Locate all lines with the word "Thursday". Copy them.

Saved entries:
==*==
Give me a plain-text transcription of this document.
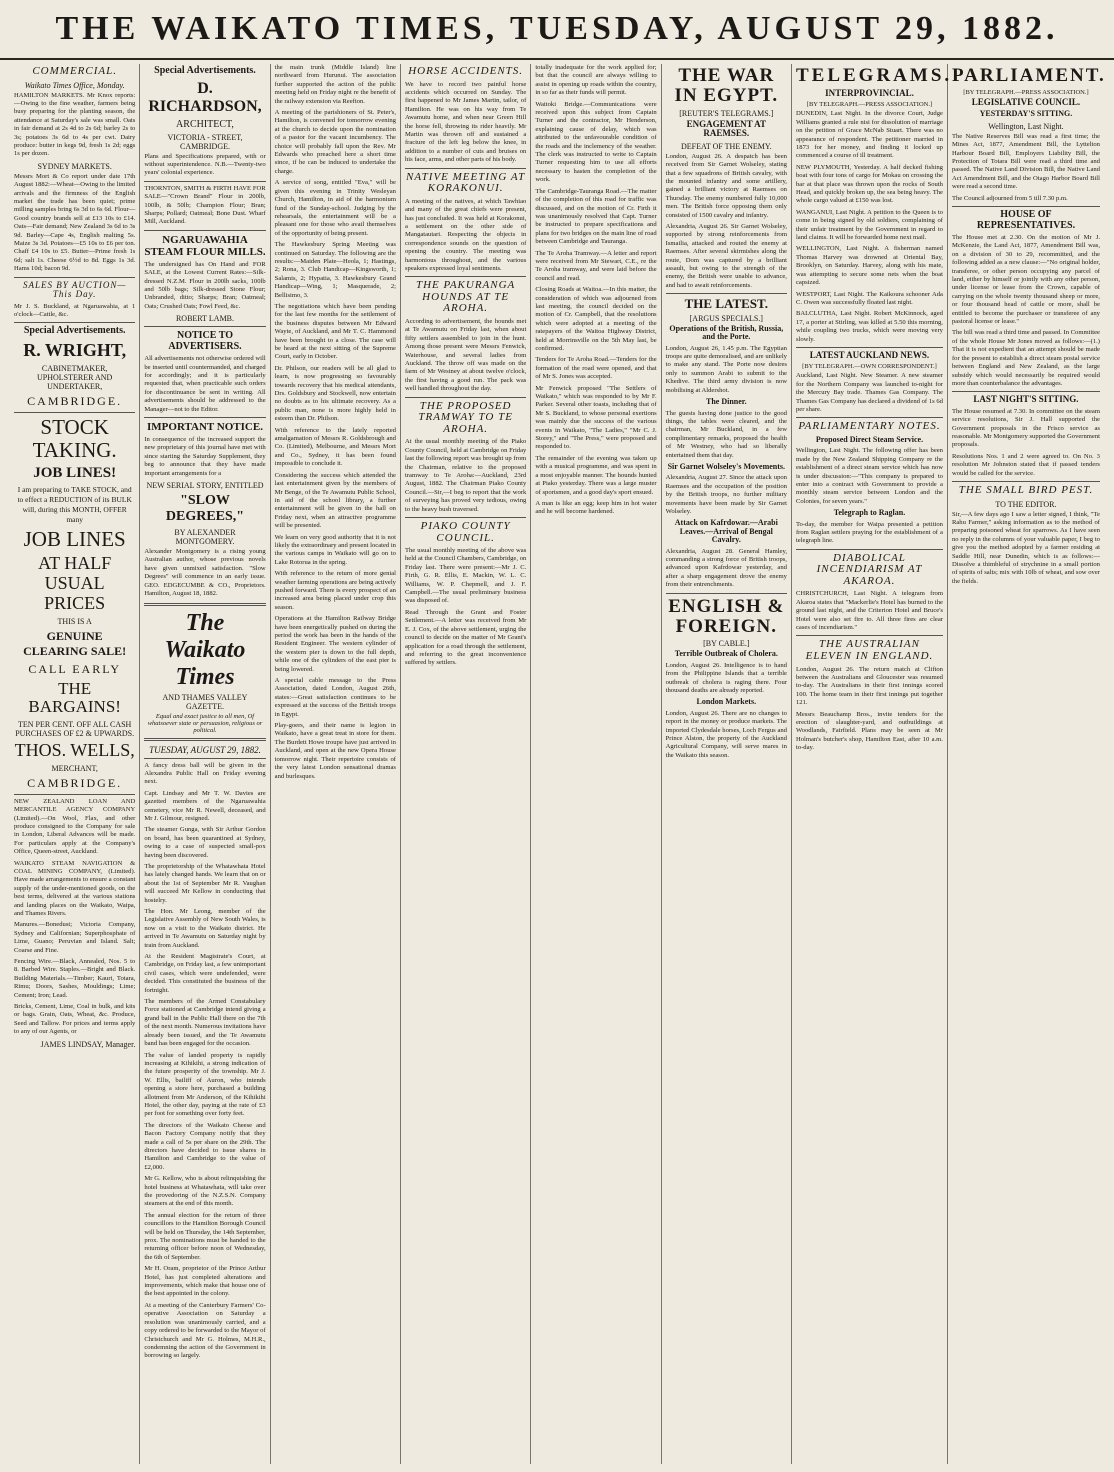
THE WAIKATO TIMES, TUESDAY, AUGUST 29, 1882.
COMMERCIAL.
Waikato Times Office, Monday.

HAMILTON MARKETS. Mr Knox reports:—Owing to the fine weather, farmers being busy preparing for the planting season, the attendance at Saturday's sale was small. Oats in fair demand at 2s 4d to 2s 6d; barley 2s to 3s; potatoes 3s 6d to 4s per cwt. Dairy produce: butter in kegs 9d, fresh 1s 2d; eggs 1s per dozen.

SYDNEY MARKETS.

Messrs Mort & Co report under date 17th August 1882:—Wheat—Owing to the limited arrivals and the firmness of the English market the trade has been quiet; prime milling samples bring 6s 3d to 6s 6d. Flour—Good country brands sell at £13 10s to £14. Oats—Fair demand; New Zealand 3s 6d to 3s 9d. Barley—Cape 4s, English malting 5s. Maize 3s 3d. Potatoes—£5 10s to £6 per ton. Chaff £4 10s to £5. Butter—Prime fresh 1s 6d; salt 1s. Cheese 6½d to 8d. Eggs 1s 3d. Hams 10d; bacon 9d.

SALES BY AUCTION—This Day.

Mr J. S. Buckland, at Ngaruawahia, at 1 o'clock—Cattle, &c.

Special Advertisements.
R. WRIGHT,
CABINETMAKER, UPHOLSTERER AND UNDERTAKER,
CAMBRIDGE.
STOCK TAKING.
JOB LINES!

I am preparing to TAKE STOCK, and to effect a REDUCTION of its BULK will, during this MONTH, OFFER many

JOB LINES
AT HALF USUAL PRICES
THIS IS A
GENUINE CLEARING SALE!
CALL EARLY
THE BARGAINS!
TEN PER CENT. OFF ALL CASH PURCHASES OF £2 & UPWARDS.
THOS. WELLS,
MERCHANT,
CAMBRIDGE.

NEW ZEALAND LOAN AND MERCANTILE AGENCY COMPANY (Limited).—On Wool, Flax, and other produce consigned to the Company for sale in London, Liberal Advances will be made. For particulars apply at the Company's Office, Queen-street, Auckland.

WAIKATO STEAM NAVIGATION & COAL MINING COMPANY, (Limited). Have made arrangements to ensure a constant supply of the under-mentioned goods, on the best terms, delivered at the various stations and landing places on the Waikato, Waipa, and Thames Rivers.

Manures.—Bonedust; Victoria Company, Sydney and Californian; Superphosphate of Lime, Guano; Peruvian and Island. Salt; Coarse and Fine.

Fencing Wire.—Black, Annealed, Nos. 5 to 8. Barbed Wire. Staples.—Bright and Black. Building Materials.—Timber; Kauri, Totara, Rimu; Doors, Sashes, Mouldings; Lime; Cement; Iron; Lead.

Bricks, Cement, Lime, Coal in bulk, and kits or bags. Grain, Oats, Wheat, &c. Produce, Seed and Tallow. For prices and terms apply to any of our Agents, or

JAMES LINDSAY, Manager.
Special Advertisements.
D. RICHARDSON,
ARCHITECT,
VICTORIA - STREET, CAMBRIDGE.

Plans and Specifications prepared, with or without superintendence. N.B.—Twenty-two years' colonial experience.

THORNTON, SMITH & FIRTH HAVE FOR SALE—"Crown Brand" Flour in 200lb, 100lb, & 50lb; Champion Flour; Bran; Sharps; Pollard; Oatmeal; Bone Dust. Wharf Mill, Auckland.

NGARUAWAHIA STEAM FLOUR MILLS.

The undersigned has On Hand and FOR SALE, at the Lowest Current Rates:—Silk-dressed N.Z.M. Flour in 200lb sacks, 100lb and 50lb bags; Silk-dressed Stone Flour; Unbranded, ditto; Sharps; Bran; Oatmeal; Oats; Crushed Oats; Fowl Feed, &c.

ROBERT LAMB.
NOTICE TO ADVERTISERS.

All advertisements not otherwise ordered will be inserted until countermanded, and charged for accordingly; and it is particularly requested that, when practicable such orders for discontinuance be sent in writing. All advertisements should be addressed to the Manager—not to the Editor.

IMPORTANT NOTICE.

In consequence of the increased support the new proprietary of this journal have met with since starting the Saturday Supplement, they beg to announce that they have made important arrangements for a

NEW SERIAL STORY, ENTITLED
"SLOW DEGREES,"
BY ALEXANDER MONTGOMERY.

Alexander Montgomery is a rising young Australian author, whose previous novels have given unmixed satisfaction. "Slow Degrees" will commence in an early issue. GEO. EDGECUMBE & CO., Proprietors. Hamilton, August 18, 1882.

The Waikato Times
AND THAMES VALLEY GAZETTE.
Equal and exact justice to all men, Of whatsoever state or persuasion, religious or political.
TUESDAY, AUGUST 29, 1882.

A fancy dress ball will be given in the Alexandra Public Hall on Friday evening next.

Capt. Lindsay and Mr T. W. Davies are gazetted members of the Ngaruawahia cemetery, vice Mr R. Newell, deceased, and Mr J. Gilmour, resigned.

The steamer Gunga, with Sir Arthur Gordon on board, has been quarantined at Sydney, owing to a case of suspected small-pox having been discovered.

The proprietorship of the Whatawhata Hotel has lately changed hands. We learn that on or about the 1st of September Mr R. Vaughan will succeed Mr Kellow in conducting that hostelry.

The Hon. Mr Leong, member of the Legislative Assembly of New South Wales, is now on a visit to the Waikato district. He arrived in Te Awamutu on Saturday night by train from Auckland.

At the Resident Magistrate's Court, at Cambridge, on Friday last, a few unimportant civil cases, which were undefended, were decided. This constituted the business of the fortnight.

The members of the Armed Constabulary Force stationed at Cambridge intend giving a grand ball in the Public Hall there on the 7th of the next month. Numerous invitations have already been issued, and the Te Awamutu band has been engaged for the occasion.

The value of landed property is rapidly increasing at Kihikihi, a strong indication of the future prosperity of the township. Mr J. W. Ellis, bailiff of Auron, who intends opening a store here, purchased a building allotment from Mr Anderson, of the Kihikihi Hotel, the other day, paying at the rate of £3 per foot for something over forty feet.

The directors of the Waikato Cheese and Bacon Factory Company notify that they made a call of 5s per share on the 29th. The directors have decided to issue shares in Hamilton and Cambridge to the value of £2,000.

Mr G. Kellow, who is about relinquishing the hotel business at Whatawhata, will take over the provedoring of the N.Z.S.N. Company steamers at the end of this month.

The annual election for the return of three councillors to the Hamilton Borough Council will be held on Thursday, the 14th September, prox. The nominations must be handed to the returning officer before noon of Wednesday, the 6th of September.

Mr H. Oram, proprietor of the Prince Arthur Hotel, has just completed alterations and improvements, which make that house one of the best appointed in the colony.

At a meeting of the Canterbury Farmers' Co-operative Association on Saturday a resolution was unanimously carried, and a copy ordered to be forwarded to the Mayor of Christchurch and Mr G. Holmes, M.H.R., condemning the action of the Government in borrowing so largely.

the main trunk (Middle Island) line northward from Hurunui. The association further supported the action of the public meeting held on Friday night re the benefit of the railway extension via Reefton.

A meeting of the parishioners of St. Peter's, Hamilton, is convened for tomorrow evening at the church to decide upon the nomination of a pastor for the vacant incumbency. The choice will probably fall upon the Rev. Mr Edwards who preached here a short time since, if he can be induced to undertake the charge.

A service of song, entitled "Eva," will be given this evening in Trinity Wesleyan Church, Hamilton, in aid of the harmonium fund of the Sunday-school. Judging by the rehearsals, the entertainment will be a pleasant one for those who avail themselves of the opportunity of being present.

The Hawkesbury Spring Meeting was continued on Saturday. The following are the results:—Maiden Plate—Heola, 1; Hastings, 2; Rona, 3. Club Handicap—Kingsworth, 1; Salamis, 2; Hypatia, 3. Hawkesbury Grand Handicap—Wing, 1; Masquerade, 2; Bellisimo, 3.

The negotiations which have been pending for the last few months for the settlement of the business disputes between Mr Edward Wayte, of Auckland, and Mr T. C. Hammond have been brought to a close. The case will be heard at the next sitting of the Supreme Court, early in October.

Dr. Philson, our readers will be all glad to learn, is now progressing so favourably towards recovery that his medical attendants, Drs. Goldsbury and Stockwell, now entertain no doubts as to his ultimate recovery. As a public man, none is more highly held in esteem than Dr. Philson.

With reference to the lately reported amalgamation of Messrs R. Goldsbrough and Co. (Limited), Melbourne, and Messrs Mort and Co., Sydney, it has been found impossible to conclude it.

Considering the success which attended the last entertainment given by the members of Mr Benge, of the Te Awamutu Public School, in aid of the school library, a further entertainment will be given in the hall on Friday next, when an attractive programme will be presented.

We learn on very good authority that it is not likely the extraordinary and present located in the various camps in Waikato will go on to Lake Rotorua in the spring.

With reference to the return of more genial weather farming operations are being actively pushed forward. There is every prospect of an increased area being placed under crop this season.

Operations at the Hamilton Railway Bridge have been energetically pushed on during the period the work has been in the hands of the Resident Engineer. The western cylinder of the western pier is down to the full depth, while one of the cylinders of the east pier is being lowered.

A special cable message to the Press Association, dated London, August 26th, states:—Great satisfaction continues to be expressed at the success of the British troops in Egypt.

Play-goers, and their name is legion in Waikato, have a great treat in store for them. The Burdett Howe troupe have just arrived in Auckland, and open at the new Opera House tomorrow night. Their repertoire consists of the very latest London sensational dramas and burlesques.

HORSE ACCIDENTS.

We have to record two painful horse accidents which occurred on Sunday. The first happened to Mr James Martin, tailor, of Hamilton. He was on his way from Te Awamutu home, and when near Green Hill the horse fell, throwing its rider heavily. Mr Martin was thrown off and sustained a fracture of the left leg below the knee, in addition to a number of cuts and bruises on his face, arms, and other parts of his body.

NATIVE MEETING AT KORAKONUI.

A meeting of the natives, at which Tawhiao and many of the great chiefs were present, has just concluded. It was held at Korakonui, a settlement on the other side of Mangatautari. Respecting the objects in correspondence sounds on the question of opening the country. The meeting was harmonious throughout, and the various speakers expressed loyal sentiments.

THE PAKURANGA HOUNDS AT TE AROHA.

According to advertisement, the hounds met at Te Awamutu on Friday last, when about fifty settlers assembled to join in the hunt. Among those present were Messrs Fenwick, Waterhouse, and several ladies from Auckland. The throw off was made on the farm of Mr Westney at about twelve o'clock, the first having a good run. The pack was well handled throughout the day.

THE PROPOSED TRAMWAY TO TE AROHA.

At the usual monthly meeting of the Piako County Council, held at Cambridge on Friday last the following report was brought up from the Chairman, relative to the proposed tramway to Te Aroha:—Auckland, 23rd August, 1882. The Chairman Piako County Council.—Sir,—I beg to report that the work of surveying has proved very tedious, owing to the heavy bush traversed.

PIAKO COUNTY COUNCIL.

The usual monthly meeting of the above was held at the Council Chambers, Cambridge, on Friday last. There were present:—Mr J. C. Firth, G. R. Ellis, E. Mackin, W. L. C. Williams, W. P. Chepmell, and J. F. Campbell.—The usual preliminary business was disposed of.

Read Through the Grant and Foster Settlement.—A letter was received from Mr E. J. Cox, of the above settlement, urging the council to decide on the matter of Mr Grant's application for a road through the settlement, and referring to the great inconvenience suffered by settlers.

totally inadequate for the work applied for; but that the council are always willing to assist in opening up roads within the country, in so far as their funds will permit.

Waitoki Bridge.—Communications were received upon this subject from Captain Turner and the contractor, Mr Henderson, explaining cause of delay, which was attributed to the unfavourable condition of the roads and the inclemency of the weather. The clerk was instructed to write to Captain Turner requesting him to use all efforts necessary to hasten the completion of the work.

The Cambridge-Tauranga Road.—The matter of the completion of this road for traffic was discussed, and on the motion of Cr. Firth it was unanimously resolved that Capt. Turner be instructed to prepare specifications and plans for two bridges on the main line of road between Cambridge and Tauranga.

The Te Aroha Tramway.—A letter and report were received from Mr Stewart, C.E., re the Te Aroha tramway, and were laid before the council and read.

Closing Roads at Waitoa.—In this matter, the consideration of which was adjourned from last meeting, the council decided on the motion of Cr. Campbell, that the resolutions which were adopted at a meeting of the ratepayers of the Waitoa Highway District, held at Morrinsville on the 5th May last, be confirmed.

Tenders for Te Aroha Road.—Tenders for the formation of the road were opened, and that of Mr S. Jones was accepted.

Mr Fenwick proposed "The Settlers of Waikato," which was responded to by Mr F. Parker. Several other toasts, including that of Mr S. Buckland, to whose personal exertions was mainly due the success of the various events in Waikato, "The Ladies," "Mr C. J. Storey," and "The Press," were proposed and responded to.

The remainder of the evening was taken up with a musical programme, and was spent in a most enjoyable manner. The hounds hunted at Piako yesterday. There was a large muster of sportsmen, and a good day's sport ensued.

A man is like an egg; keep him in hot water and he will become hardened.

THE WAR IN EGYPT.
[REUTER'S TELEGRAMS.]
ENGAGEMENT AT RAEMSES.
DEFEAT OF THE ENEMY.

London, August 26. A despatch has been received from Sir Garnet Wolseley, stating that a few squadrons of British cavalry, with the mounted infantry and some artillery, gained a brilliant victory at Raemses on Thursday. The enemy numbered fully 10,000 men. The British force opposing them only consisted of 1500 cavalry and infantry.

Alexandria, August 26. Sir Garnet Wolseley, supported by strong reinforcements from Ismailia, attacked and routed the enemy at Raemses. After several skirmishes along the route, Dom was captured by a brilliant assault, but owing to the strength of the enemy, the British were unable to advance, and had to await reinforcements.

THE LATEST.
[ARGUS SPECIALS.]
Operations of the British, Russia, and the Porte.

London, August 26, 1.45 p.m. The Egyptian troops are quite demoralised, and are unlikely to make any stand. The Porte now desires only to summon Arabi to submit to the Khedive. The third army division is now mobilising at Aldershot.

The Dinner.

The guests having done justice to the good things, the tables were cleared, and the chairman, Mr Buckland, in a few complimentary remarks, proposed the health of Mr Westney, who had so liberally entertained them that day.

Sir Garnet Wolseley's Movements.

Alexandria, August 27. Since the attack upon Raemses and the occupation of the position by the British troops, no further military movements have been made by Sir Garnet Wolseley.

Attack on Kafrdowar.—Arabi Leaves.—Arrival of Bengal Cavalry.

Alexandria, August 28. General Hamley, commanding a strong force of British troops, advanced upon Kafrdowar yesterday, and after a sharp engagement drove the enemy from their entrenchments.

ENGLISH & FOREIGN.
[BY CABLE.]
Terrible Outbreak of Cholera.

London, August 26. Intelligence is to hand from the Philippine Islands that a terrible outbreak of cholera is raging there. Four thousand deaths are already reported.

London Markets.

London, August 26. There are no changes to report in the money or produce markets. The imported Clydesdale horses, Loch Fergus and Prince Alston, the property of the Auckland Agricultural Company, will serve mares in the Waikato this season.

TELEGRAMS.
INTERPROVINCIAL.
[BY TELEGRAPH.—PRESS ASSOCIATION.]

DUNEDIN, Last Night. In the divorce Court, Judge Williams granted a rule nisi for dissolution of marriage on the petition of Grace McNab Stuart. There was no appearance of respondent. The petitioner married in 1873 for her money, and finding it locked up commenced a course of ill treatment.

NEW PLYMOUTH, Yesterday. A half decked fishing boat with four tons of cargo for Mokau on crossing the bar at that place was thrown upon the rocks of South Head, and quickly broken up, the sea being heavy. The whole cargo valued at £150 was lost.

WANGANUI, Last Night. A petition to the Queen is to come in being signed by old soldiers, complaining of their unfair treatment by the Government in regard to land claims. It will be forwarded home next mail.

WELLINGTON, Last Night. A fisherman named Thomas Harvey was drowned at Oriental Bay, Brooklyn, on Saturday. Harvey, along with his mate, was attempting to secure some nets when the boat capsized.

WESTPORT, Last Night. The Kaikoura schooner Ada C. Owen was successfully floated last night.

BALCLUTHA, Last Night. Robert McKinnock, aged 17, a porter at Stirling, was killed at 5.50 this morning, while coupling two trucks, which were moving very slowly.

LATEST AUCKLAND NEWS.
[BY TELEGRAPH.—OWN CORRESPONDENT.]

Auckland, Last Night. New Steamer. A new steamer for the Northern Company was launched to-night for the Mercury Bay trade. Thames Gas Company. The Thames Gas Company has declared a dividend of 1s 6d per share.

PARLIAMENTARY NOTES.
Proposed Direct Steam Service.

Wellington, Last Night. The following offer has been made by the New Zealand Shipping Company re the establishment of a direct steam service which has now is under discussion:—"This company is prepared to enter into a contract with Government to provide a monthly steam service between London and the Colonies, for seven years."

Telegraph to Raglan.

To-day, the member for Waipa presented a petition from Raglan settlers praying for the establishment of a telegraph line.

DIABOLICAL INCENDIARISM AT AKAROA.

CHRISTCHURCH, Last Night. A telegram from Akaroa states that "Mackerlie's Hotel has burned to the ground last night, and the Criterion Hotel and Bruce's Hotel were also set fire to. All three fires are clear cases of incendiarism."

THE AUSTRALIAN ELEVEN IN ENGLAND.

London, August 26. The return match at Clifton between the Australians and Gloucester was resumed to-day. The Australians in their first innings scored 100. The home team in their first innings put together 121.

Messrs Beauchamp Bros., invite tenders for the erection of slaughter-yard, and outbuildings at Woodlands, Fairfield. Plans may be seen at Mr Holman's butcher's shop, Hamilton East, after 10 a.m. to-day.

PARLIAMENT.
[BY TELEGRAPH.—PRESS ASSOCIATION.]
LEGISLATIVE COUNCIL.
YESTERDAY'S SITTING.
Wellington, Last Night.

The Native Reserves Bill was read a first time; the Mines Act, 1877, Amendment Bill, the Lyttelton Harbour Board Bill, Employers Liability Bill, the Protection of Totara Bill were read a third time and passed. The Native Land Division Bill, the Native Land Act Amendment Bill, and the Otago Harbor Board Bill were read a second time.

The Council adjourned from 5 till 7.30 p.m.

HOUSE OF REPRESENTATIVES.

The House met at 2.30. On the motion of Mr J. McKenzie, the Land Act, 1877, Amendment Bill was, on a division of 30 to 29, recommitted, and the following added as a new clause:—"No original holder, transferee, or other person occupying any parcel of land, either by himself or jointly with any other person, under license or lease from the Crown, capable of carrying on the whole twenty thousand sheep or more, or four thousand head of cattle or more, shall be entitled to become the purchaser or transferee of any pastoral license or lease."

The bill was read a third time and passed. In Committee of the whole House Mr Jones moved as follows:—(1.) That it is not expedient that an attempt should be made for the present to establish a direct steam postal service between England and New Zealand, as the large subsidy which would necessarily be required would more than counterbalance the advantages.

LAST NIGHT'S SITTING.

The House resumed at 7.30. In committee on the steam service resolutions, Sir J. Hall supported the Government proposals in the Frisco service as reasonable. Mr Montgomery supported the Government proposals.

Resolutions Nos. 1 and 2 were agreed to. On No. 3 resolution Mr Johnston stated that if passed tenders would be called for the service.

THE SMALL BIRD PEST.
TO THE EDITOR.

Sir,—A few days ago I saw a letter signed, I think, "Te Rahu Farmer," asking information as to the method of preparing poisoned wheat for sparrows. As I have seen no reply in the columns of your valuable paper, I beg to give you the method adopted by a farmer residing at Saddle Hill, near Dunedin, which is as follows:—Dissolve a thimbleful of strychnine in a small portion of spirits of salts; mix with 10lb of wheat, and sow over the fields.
==*==
• **Result of this task**
The annual election for the return of three councillors to the Hamilton Borough Council will be held on Thursday, the 14th September, prox. The nominations must be handed to the returning officer before noon of Wednesday, the 6th of September.
London, August 26. A despatch has been received from Sir Garnet Wolseley, stating that a few squadrons of British cavalry, with the mounted infantry and some artillery, gained a brilliant victory at Raemses on Thursday. The enemy numbered fully 10,000 men. The British force opposing them only consisted of 1500 cavalry and infantry.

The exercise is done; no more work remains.